Find each line that has the string "oranı" and give the total, with nothing else.

» **Figure record extracts**:
▼
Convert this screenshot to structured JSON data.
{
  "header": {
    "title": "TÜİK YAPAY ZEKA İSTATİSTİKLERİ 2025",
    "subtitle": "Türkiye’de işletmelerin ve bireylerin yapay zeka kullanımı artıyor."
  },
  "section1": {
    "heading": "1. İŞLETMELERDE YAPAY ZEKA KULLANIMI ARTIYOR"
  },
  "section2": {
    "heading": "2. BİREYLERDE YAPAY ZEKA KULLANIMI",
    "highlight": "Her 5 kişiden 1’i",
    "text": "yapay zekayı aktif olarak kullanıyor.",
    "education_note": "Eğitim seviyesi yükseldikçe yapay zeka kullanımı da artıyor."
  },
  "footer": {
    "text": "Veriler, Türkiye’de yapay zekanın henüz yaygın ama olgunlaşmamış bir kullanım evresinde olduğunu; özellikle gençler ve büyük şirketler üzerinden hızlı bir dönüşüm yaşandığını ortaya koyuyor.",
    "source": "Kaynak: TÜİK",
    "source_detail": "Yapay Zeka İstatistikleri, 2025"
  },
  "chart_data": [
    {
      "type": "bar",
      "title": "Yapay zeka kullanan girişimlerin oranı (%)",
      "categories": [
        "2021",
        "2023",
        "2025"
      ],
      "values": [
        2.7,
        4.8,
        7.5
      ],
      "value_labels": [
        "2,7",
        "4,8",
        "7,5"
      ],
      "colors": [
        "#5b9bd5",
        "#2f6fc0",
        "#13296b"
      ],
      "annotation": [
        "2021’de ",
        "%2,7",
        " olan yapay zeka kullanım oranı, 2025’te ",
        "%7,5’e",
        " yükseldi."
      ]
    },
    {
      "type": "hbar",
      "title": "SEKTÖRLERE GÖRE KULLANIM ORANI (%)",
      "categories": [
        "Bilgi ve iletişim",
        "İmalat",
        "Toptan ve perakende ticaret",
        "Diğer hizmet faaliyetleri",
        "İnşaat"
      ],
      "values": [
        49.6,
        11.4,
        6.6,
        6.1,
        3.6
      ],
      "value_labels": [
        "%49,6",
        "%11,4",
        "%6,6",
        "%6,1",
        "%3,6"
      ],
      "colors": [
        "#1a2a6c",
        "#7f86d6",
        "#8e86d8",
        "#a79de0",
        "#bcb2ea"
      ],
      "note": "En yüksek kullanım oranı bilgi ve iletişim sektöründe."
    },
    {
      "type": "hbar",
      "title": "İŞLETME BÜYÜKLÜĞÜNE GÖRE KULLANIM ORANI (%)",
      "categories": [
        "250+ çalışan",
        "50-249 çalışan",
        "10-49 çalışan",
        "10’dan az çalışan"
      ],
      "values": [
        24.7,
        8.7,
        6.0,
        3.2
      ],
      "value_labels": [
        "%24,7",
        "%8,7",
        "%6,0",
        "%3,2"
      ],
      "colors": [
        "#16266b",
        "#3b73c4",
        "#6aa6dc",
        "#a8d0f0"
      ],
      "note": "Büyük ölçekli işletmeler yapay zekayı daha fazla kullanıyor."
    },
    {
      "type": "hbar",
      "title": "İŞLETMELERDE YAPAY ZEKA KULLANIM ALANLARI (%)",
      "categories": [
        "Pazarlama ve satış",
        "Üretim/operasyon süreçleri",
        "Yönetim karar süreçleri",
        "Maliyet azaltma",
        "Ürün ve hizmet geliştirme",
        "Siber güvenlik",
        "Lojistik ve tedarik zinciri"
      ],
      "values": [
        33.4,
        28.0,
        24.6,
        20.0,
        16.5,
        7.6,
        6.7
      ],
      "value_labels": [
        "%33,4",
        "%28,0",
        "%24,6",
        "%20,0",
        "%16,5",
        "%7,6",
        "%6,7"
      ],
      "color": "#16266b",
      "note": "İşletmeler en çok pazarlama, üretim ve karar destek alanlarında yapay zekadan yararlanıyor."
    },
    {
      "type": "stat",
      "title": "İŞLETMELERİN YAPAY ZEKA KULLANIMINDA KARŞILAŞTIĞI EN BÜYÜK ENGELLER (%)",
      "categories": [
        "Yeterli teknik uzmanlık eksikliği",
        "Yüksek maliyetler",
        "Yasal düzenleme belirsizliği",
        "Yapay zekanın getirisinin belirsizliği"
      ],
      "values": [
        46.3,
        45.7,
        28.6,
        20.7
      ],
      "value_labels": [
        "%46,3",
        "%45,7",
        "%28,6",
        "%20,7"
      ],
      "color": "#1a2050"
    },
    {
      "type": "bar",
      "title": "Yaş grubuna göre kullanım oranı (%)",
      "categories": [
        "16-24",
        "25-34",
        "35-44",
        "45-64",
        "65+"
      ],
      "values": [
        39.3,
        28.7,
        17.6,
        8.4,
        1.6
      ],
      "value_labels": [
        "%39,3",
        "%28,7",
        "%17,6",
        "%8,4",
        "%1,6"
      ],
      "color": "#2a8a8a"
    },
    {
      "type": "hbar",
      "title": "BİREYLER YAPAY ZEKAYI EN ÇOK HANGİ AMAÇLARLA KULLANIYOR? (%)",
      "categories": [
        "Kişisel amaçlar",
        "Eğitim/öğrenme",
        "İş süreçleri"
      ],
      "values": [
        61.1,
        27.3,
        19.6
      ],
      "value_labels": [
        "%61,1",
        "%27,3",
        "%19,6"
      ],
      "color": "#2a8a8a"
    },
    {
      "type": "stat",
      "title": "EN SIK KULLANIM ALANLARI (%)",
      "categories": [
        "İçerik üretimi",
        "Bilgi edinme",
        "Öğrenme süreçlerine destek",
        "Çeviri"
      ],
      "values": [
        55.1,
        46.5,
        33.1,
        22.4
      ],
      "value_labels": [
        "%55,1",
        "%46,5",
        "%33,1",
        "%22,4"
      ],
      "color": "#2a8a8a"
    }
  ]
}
▲
» **RESPONSE TO THE EXERCISE**: 4